WHAT IS NEEDED>
Give only the number of lines in the records below that contain the word "Frame".

DATA PROVIDED>
------------------------------------------------------------

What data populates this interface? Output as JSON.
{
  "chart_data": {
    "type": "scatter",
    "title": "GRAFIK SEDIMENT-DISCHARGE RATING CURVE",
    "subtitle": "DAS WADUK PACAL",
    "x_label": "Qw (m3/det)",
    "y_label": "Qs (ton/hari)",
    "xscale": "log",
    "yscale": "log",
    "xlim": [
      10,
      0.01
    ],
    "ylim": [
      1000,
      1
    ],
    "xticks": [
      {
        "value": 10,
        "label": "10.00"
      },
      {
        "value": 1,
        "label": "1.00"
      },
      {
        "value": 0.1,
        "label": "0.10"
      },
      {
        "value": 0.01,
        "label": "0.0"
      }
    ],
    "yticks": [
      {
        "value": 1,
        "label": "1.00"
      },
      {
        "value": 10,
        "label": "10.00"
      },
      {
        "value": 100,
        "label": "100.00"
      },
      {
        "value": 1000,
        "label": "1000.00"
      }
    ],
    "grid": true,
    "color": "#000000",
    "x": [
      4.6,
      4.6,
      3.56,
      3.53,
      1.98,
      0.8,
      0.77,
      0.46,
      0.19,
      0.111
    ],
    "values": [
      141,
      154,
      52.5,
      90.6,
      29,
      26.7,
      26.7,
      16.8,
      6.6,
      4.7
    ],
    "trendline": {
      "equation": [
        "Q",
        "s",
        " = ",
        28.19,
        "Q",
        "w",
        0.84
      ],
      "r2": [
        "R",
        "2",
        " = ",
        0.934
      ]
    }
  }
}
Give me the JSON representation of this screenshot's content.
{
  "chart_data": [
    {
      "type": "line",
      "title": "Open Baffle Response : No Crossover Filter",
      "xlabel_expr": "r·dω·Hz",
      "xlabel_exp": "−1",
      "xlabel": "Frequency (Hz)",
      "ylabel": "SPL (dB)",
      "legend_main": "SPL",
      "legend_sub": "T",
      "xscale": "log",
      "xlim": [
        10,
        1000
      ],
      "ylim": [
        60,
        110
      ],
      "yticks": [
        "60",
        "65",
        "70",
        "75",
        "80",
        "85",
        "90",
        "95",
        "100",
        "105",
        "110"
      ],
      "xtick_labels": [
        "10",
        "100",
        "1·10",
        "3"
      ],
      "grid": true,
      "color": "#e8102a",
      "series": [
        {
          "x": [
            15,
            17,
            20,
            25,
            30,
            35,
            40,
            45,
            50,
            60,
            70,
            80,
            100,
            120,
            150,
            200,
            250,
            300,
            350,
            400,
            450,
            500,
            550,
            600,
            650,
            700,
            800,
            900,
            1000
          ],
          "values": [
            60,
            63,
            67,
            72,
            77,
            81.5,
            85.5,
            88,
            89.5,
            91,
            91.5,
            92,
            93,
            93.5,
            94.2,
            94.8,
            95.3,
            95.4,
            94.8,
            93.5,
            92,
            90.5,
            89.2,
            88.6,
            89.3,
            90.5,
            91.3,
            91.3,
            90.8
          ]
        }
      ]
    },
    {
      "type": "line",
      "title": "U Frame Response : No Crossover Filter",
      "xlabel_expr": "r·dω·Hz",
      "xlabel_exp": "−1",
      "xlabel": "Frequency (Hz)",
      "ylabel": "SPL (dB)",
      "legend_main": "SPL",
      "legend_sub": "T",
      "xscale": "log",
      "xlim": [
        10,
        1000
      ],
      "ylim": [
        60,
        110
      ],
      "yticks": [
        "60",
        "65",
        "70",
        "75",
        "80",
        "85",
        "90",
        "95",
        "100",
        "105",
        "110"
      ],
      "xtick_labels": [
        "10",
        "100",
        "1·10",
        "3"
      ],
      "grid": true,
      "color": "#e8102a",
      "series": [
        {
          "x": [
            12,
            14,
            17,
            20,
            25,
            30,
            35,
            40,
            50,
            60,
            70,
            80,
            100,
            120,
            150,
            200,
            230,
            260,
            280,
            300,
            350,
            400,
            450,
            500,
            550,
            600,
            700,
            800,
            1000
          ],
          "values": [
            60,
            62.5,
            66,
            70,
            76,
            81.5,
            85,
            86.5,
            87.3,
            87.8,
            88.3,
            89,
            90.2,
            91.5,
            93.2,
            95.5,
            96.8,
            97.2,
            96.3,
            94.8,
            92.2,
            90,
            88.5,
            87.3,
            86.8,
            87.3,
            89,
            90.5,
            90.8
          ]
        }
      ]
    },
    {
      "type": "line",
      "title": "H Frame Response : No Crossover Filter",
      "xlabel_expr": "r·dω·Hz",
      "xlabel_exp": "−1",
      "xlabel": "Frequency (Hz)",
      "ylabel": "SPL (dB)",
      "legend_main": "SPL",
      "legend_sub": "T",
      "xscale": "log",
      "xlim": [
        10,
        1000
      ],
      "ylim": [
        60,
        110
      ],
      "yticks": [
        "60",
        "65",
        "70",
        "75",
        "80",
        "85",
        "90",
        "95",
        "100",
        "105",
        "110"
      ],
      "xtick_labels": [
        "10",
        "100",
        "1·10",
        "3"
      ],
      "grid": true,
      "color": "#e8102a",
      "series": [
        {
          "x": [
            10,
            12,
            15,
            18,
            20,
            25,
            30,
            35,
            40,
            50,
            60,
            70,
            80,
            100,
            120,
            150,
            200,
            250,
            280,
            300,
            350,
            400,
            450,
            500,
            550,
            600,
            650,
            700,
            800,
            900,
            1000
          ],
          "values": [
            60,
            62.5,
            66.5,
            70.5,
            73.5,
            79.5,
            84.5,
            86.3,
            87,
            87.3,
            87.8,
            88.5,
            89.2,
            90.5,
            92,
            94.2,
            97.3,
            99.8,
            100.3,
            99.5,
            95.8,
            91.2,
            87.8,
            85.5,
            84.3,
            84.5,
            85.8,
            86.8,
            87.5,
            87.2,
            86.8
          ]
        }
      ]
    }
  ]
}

------------------------------------------------------------

EXPECTED ANSWER>
2